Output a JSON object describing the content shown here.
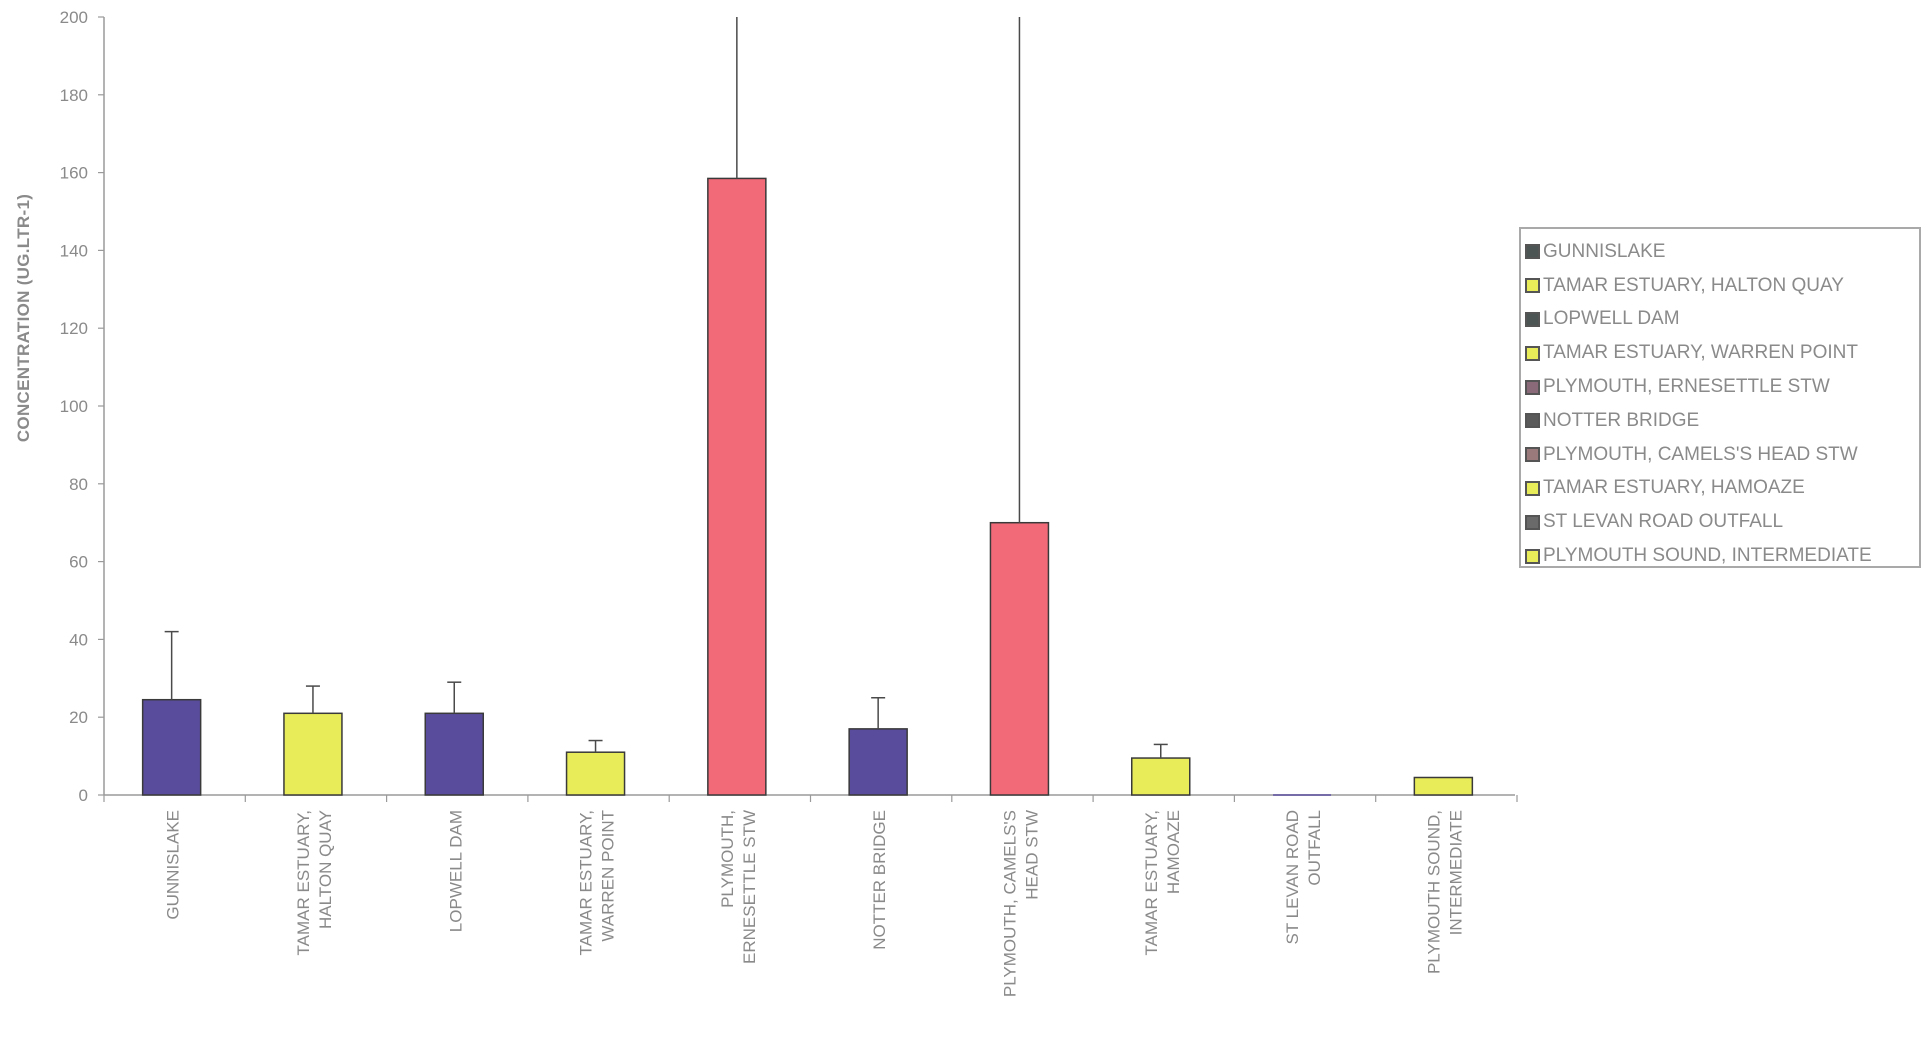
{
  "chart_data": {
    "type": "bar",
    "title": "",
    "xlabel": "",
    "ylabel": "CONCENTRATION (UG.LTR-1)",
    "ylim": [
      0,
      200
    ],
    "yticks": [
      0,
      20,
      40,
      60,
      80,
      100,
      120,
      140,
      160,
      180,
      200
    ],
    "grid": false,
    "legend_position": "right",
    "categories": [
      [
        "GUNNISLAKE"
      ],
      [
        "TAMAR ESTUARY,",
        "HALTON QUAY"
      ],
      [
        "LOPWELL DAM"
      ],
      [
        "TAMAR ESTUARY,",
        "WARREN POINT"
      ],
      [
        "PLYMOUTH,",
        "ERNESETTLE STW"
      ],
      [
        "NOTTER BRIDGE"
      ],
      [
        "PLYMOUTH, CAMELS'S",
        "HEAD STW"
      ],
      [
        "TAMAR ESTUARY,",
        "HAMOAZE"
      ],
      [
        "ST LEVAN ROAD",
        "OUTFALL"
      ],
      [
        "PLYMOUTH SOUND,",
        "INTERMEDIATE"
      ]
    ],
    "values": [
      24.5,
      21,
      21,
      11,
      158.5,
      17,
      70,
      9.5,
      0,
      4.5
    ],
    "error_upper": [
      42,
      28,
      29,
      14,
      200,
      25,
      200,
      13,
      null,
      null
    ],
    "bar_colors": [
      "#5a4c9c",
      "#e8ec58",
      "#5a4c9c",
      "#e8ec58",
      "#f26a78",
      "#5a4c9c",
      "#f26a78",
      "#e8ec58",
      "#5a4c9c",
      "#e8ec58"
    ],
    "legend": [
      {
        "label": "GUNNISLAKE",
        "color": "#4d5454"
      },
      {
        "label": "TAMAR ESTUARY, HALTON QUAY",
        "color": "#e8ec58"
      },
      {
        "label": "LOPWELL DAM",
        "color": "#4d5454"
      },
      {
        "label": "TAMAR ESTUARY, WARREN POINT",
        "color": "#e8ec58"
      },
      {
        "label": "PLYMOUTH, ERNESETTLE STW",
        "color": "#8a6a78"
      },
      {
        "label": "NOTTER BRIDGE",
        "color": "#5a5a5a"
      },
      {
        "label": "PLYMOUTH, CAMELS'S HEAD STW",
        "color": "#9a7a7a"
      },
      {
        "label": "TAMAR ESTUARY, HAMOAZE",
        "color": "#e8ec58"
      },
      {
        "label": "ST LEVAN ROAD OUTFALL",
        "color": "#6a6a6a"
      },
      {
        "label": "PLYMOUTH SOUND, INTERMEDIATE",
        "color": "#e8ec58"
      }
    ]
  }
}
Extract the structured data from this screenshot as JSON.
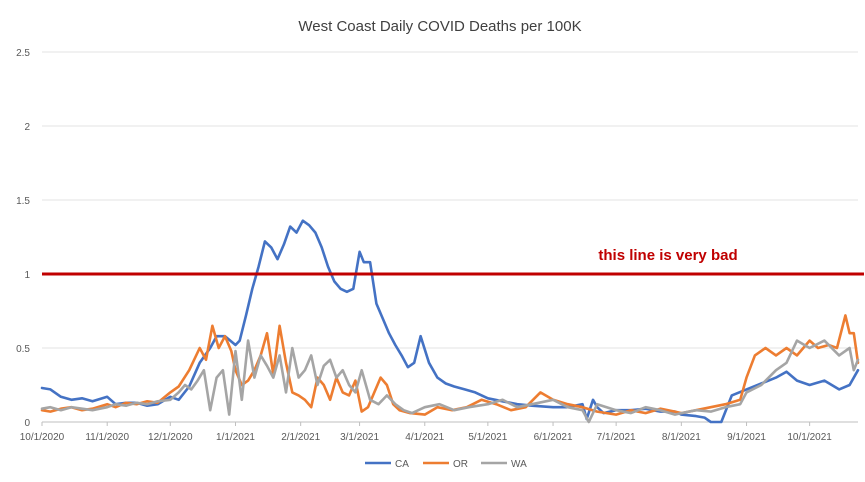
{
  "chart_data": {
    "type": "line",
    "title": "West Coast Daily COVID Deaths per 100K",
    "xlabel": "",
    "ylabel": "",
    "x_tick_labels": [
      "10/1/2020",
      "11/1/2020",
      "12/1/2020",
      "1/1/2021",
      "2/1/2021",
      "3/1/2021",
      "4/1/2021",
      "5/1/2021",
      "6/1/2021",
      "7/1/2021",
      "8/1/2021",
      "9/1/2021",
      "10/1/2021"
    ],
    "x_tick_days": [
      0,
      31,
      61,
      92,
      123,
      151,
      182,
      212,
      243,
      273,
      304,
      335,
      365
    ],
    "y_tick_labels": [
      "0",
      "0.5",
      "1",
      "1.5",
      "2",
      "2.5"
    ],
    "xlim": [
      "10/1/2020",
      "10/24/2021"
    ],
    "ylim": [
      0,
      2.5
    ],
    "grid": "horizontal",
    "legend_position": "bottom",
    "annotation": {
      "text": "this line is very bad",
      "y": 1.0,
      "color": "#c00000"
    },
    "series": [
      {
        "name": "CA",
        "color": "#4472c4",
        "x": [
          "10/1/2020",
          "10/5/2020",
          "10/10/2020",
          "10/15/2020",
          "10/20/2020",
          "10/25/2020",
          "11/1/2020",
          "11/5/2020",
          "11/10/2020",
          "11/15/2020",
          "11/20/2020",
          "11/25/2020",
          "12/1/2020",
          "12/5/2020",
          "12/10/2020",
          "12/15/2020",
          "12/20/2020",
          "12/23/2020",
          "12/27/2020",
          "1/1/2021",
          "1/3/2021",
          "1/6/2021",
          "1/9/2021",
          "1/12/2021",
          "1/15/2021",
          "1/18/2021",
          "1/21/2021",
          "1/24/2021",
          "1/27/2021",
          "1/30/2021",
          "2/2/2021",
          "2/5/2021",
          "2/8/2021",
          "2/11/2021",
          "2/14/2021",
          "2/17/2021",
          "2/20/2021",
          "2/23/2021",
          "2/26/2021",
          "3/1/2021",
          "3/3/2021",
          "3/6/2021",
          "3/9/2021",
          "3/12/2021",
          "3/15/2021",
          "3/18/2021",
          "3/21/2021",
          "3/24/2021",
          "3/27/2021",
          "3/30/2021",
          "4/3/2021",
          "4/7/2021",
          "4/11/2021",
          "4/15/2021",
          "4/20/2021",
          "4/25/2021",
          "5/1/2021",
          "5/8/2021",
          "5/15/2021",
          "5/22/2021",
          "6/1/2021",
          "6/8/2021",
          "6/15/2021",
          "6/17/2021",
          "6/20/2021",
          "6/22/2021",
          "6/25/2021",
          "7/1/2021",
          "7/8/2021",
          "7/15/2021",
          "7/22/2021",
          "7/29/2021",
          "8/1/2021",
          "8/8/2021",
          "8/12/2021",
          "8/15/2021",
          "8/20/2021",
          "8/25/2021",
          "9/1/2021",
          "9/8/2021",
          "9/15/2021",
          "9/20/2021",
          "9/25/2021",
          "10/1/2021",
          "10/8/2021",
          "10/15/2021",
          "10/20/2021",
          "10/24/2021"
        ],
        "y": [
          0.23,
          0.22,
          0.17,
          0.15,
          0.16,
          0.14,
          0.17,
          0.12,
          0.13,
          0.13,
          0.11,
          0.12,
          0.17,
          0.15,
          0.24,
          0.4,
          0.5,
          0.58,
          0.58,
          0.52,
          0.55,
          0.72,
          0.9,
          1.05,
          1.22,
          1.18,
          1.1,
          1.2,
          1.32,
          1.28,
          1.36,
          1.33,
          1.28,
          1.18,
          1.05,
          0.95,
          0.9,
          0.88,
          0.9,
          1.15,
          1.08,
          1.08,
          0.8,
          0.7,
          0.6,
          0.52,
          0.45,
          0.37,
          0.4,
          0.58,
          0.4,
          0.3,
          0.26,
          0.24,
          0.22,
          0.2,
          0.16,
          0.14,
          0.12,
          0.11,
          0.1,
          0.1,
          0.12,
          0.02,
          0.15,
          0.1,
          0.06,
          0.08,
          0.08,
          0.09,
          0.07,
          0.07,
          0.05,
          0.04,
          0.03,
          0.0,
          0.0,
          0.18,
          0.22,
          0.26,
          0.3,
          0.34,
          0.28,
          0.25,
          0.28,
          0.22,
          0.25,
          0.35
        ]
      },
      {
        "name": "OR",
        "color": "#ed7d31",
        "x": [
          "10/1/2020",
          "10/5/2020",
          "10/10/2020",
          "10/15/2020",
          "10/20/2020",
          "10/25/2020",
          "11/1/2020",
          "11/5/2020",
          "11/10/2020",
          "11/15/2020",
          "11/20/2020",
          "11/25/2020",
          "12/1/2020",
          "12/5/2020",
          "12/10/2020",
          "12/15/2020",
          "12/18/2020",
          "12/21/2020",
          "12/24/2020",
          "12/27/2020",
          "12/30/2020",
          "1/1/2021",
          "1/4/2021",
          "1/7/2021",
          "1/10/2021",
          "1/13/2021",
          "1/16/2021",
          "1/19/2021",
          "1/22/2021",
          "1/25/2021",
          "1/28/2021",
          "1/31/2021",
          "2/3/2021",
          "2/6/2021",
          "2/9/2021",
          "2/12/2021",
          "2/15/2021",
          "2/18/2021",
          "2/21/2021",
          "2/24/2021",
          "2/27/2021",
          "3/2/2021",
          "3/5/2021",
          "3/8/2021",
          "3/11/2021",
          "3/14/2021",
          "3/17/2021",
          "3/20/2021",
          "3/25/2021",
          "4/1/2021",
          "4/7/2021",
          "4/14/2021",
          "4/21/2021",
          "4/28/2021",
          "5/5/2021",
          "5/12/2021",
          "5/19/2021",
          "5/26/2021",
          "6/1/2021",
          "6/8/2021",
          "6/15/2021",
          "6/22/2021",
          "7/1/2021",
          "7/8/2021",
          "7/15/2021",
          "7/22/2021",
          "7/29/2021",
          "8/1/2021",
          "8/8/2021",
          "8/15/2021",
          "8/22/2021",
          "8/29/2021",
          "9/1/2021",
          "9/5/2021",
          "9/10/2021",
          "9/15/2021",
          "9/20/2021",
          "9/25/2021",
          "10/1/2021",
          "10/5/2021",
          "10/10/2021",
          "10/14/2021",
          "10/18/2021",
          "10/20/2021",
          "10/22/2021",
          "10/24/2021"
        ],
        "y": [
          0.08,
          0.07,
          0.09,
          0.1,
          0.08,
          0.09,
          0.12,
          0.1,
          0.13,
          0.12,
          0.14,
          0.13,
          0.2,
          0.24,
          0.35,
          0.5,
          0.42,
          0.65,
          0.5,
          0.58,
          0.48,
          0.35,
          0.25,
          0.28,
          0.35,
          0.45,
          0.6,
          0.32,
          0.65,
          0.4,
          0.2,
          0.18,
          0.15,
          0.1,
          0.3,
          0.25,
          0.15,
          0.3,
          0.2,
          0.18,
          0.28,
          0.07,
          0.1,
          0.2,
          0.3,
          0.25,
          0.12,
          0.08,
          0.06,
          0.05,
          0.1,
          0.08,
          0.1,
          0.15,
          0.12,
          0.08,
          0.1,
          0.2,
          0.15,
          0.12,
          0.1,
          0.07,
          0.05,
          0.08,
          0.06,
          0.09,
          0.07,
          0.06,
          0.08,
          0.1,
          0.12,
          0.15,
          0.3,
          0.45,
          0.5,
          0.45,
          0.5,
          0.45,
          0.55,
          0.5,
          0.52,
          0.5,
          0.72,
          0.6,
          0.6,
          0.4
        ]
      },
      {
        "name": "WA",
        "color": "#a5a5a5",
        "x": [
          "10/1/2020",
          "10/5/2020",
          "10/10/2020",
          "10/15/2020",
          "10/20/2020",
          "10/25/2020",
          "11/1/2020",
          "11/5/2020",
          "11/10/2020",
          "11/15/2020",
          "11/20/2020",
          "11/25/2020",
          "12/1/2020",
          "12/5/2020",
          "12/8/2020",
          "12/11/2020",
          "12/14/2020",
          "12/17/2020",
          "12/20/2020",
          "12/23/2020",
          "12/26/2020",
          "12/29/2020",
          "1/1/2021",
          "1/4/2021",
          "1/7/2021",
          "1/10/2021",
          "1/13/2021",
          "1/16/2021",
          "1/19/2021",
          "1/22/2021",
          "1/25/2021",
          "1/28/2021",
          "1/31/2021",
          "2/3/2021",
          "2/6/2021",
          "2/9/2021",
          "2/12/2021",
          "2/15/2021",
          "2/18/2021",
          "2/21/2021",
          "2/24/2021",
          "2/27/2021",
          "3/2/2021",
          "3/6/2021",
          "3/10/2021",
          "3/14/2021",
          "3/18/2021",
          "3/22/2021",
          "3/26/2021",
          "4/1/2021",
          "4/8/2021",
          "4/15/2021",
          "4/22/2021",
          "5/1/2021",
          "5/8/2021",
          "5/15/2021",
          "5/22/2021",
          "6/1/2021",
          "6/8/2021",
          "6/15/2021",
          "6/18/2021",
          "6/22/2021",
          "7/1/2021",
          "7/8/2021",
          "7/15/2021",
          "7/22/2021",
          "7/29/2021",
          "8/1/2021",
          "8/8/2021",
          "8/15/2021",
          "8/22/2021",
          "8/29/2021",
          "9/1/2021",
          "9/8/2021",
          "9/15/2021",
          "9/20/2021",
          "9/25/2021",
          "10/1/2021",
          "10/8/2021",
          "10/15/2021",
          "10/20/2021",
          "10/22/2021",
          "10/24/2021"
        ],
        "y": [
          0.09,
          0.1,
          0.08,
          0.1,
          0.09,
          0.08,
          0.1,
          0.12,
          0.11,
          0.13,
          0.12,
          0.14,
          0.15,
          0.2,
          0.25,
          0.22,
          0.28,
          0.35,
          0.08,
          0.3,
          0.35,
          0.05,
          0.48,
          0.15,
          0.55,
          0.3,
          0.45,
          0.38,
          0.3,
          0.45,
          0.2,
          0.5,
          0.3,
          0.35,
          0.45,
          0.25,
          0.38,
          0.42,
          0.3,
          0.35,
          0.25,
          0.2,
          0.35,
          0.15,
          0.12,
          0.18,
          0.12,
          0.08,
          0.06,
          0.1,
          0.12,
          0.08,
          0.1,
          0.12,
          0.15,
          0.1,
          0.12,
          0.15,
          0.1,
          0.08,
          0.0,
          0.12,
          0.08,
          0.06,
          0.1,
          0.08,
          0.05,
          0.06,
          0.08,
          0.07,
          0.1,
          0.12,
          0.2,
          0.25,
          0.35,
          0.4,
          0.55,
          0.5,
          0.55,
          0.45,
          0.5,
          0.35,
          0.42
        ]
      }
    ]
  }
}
----------------------------------------
* Problem details *
Pull out every line containing "HAMOAZE".

* Solution to this task *
        "HAMOAZE"
        "label": "TAMAR ESTUARY, HAMOAZE",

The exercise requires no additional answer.